* Short task a
Rewrite the part of the records that opens with their first line and closes with the line containing "compare-label: Товары в", replacing "tab-bar" with "tab-strip" and leaving everything else unchanged.
——————————
Millions who survived Myanmar’s strongest cyclone are now struggling to rebuild their lives after the government cut off access to affected areas, including for aid groups.
The move has “turned an extreme weather event into a man-made catastrophe,” Human Rights Watch has said.
Cyclone Mocha hit on 14 May, wreaking havoc and killing hundreds.
The BBC spoke to families who are reeling from dwindling aid a month after their homes were destroyed.
There isn’t enough water or food, and finding either has been much harder with the monsoon under way, says Aye Kyawt Phyu, who lives in Sittwe, the capital of Rakhine state, which was ravaged by the storm. “It’s raining all week. We are struggling every day. The children are studying in a school with no roof.”
‘When the storm hit, all the houses collapsed. There is nowhere to stay,” said San San Htay, who also lives in Sittwe. “When it rains now, I am sitting in the rain. I can’t even sleep.”
——————————
* Short task b
Copy the part of the Cyclone Mocha report that opens with the words "Millions who survived" and closes with "and killing hundreds.".

* Entries provided
——————————
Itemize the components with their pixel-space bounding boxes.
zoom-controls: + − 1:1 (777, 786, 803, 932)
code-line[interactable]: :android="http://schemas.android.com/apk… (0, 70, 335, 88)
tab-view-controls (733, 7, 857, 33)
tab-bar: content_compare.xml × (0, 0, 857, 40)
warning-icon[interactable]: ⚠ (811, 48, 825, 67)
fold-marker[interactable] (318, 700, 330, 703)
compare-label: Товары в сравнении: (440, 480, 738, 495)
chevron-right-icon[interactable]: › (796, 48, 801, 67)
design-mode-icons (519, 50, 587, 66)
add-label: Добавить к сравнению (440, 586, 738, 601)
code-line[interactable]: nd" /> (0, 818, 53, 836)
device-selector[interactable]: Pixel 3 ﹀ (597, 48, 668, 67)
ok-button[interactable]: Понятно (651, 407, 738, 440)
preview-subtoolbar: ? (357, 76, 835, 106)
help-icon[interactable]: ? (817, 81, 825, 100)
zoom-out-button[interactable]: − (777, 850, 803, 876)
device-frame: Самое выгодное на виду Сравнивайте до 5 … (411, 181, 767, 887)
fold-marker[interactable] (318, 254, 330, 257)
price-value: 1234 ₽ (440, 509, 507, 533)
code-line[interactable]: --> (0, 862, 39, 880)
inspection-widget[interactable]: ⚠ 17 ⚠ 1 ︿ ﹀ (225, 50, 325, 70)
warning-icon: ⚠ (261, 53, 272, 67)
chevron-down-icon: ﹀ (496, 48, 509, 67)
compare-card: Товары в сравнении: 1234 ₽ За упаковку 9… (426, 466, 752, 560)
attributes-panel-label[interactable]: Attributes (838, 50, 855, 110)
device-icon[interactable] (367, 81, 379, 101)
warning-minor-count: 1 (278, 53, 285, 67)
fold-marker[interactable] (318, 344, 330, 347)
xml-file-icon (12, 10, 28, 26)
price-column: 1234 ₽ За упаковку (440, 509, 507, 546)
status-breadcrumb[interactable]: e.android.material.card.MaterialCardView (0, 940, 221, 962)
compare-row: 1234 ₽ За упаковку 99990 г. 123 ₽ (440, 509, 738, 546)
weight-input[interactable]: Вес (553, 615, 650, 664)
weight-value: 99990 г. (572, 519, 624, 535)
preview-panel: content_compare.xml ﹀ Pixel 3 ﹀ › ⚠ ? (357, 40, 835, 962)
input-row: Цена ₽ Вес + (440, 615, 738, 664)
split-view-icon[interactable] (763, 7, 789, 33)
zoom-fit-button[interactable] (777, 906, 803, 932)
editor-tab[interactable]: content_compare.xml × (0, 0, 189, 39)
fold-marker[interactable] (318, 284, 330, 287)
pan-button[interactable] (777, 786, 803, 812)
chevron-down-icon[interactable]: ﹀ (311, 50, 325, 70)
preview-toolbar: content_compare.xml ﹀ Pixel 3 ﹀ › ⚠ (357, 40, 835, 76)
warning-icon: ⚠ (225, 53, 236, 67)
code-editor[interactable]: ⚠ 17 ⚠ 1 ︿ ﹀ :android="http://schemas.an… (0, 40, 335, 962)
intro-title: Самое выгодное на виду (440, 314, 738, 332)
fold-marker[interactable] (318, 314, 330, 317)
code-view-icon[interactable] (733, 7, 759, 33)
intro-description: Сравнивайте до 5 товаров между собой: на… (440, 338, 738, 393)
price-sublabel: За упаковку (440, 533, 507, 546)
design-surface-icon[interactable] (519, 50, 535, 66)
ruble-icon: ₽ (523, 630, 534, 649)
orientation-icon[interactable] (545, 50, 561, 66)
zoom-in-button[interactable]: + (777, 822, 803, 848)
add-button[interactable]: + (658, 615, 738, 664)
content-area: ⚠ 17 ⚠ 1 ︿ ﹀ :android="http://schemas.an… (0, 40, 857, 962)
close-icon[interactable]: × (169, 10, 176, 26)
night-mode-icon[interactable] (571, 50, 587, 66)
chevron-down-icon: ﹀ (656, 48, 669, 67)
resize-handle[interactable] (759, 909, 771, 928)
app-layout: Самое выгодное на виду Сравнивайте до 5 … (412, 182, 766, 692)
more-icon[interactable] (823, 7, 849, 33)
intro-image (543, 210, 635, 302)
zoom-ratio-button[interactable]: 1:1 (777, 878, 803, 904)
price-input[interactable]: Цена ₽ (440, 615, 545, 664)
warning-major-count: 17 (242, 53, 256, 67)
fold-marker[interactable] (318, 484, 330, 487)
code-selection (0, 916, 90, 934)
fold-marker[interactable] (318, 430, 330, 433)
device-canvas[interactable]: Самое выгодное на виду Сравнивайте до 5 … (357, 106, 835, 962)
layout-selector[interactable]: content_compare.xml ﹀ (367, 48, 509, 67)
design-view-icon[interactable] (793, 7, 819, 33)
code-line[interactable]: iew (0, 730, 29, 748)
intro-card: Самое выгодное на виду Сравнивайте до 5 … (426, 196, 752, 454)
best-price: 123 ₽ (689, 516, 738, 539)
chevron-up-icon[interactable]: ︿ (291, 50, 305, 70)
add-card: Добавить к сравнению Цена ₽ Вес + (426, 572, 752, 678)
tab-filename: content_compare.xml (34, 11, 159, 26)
——————————
* Correct output a
Itemize the components with their pixel-space bounding boxes.
zoom-controls: + − 1:1 (777, 786, 803, 932)
code-line[interactable]: :android="http://schemas.android.com/apk… (0, 70, 335, 88)
tab-view-controls (733, 7, 857, 33)
tab-strip: content_compare.xml × (0, 0, 857, 40)
warning-icon[interactable]: ⚠ (811, 48, 825, 67)
fold-marker[interactable] (318, 700, 330, 703)
compare-label: Товары в сравнении: (440, 480, 738, 495)

* Correct output b
Millions who survived Myanmar’s strongest cyclone are now struggling to rebuild their lives after the government cut off access to affected areas, including for aid groups.
The move has “turned an extreme weather event into a man-made catastrophe,” Human Rights Watch has said.
Cyclone Mocha hit on 14 May, wreaking havoc and killing hundreds.